• [What you should do]: Scan the records for the string "연구수행주체별"; copy each line where it occurs.

• [Input rows]:
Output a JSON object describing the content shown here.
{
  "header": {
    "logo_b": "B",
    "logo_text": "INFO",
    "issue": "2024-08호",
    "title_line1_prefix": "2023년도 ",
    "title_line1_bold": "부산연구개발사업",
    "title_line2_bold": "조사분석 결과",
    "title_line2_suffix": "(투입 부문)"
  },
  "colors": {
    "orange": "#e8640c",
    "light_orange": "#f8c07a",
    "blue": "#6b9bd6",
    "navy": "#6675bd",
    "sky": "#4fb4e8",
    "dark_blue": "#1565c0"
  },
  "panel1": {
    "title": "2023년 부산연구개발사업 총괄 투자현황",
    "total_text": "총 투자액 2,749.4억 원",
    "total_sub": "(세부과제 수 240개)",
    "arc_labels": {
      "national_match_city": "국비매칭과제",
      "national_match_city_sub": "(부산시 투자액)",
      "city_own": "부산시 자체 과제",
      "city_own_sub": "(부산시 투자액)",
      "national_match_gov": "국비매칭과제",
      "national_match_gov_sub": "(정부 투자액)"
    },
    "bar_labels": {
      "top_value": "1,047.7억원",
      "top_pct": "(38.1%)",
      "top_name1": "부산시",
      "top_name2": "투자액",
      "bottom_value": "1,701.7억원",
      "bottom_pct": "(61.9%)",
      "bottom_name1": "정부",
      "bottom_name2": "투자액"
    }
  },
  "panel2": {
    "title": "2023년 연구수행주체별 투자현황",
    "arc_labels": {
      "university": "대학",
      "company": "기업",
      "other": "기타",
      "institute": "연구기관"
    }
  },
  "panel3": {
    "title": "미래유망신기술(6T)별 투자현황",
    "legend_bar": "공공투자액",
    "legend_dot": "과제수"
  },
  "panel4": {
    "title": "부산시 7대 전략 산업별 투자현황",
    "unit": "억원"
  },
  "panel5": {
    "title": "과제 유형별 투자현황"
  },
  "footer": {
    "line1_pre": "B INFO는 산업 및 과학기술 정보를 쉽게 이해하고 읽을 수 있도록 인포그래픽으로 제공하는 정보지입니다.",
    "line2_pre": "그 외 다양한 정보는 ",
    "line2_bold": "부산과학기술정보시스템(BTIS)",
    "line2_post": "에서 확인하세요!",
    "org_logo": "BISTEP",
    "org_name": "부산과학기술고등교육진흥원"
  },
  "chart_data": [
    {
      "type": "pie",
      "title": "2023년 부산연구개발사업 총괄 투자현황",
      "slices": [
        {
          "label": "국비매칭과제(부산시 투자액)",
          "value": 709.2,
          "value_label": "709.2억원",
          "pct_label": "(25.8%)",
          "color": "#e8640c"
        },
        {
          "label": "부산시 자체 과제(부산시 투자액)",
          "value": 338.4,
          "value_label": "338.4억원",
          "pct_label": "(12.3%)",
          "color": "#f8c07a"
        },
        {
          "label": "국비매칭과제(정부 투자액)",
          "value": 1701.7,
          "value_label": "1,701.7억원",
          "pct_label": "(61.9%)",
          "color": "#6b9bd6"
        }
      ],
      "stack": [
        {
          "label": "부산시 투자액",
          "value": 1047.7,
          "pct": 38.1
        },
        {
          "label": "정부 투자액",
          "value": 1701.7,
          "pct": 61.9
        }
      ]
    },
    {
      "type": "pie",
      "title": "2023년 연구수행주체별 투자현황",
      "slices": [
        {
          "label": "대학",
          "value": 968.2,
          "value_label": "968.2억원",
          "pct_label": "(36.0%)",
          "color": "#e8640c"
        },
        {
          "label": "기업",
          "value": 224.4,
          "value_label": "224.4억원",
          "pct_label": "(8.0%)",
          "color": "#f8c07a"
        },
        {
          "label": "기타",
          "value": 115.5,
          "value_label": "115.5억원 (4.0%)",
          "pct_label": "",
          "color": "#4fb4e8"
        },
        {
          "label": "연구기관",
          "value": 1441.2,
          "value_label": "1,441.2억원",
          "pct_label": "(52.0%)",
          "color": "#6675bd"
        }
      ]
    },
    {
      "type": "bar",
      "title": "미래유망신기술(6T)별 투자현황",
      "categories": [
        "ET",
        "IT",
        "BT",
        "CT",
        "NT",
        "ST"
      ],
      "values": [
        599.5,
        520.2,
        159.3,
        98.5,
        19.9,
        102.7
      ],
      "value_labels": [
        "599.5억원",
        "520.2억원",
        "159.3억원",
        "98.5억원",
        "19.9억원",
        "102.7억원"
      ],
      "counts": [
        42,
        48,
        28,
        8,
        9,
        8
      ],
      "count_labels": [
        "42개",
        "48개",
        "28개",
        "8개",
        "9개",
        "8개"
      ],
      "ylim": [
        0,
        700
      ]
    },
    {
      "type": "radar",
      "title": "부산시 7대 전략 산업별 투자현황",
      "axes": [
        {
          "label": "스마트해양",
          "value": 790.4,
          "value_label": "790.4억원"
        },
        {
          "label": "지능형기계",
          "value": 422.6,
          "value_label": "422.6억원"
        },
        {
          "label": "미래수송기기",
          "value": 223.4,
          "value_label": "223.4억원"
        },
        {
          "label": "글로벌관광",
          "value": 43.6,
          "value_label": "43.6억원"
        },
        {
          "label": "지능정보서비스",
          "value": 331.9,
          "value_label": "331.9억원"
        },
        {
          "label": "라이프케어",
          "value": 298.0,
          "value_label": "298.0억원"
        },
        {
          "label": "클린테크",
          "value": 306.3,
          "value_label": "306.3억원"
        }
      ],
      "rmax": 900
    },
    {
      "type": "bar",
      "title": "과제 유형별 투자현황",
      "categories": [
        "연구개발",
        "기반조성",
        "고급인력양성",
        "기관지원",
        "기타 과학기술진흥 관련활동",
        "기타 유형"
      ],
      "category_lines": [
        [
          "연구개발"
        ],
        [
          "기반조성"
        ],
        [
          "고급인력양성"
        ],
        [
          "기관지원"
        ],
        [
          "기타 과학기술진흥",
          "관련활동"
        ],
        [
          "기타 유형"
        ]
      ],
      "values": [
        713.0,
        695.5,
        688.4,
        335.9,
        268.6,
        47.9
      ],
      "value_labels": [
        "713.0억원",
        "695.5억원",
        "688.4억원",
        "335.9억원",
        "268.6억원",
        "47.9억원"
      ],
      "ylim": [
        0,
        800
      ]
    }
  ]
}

• [The completed task]:
    "title": "2023년 연구수행주체별 투자현황",
      "title": "2023년 연구수행주체별 투자현황",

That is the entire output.